▶ [WORK TO DO] Rewrite all of the data below, changing every "bbox" to "bounding box" and keeping everything else the same. Leave out the pictures.

▶ [RECORDS]
[start]

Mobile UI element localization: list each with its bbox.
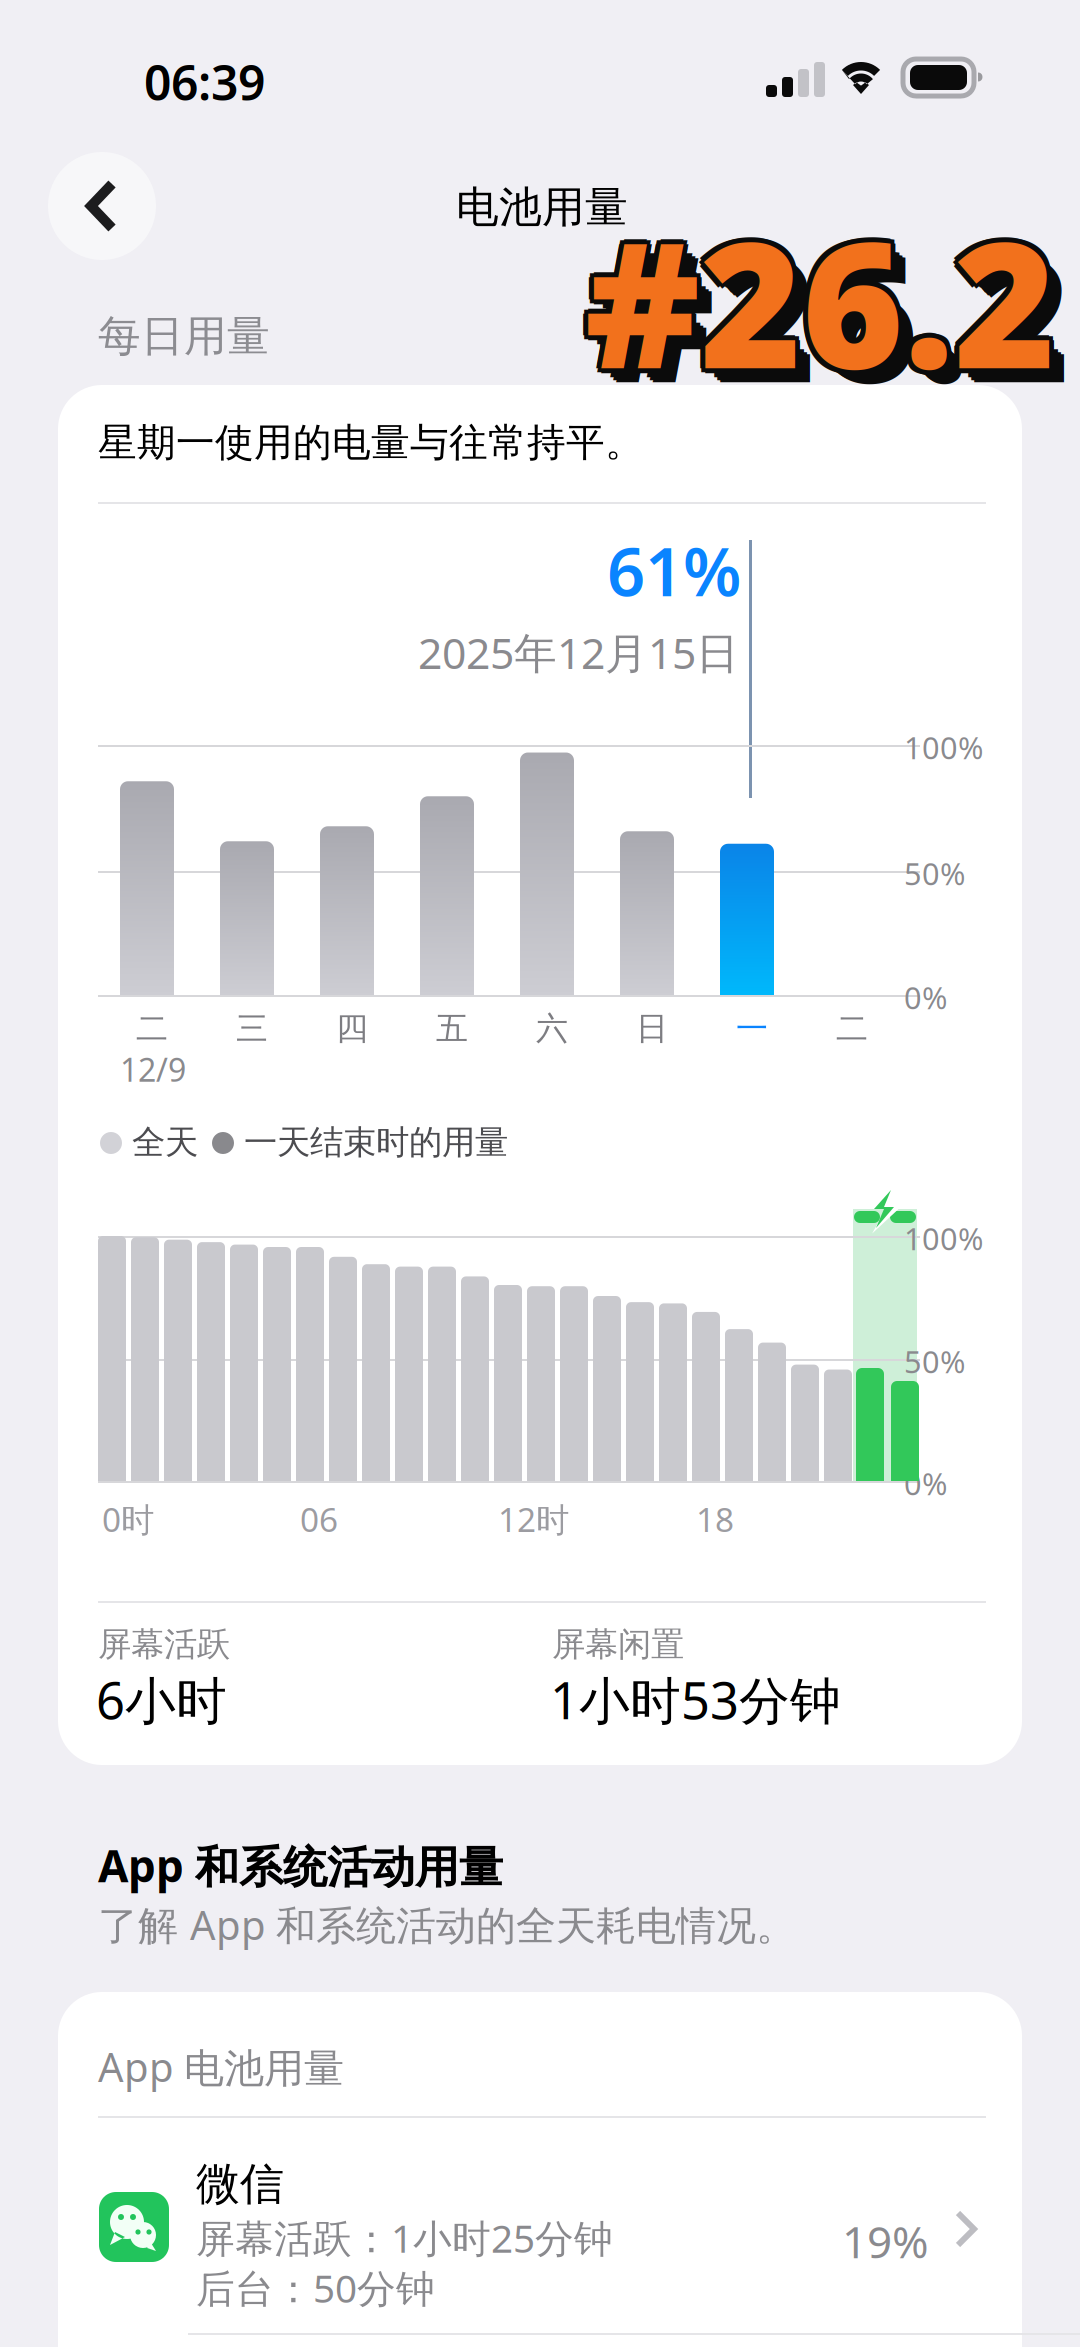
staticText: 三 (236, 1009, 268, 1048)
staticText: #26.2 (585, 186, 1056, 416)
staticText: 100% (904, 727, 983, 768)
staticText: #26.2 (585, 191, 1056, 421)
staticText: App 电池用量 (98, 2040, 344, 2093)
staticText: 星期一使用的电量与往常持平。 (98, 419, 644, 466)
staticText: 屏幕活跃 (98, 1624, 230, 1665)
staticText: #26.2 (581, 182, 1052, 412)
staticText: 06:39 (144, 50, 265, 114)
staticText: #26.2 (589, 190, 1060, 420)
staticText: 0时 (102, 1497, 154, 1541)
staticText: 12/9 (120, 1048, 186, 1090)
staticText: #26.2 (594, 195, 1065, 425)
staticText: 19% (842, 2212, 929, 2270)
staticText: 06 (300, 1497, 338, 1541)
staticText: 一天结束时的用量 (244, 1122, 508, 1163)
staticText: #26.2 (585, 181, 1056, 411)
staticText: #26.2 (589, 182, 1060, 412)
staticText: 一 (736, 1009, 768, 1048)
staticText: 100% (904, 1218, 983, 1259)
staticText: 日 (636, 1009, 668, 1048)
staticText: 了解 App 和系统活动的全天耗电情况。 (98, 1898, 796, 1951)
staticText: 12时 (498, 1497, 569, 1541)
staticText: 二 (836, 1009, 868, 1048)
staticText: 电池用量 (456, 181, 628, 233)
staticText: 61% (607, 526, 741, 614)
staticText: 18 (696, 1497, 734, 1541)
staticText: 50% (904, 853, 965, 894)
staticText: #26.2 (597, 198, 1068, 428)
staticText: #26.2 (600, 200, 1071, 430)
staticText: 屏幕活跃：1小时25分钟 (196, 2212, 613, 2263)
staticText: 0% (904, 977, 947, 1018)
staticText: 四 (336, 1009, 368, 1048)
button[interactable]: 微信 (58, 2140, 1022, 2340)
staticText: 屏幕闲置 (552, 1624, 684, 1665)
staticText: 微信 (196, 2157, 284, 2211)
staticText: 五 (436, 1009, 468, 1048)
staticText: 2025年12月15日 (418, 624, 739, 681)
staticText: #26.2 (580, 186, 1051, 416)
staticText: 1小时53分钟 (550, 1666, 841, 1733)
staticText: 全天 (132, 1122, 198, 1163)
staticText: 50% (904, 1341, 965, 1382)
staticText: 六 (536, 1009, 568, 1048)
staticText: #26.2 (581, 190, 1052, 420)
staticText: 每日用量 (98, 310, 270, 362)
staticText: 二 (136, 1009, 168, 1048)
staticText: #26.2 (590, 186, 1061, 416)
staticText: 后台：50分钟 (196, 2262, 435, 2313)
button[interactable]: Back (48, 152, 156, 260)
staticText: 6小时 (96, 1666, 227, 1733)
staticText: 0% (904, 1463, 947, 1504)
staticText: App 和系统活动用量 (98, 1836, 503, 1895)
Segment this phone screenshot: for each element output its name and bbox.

[end]

▶ [RESULT]
Mobile UI element localization: list each with its bounding box.
staticText: 三 (236, 1009, 268, 1048)
staticText: #26.2 (585, 186, 1056, 416)
staticText: 100% (904, 727, 983, 768)
staticText: #26.2 (585, 191, 1056, 421)
staticText: App 电池用量 (98, 2040, 344, 2093)
staticText: 星期一使用的电量与往常持平。 (98, 419, 644, 466)
staticText: 屏幕活跃 (98, 1624, 230, 1665)
staticText: #26.2 (581, 182, 1052, 412)
staticText: 06:39 (144, 50, 265, 114)
staticText: #26.2 (589, 190, 1060, 420)
staticText: 0时 (102, 1497, 154, 1541)
staticText: 12/9 (120, 1048, 186, 1090)
staticText: #26.2 (594, 195, 1065, 425)
staticText: 19% (842, 2212, 929, 2270)
staticText: 06 (300, 1497, 338, 1541)
staticText: 一天结束时的用量 (244, 1122, 508, 1163)
staticText: #26.2 (585, 181, 1056, 411)
staticText: #26.2 (589, 182, 1060, 412)
staticText: 一 (736, 1009, 768, 1048)
staticText: 100% (904, 1218, 983, 1259)
staticText: 日 (636, 1009, 668, 1048)
staticText: 了解 App 和系统活动的全天耗电情况。 (98, 1898, 796, 1951)
staticText: 12时 (498, 1497, 569, 1541)
staticText: 二 (836, 1009, 868, 1048)
staticText: 电池用量 (456, 181, 628, 233)
staticText: 61% (607, 526, 741, 614)
staticText: 18 (696, 1497, 734, 1541)
staticText: 50% (904, 853, 965, 894)
staticText: #26.2 (597, 198, 1068, 428)
staticText: #26.2 (600, 200, 1071, 430)
staticText: 屏幕活跃：1小时25分钟 (196, 2212, 613, 2263)
staticText: 0% (904, 977, 947, 1018)
staticText: 四 (336, 1009, 368, 1048)
button[interactable]: 微信 (58, 2140, 1022, 2340)
staticText: 屏幕闲置 (552, 1624, 684, 1665)
staticText: 微信 (196, 2157, 284, 2211)
staticText: 五 (436, 1009, 468, 1048)
staticText: 2025年12月15日 (418, 624, 739, 681)
staticText: #26.2 (580, 186, 1051, 416)
staticText: 1小时53分钟 (550, 1666, 841, 1733)
staticText: 全天 (132, 1122, 198, 1163)
staticText: 50% (904, 1341, 965, 1382)
staticText: 六 (536, 1009, 568, 1048)
staticText: #26.2 (581, 190, 1052, 420)
staticText: 每日用量 (98, 310, 270, 362)
staticText: 二 (136, 1009, 168, 1048)
staticText: #26.2 (590, 186, 1061, 416)
staticText: 后台：50分钟 (196, 2262, 435, 2313)
button[interactable]: Back (48, 152, 156, 260)
staticText: 6小时 (96, 1666, 227, 1733)
staticText: 0% (904, 1463, 947, 1504)
staticText: App 和系统活动用量 (98, 1836, 503, 1895)
Segment this phone screenshot: for each element output its name and bounding box.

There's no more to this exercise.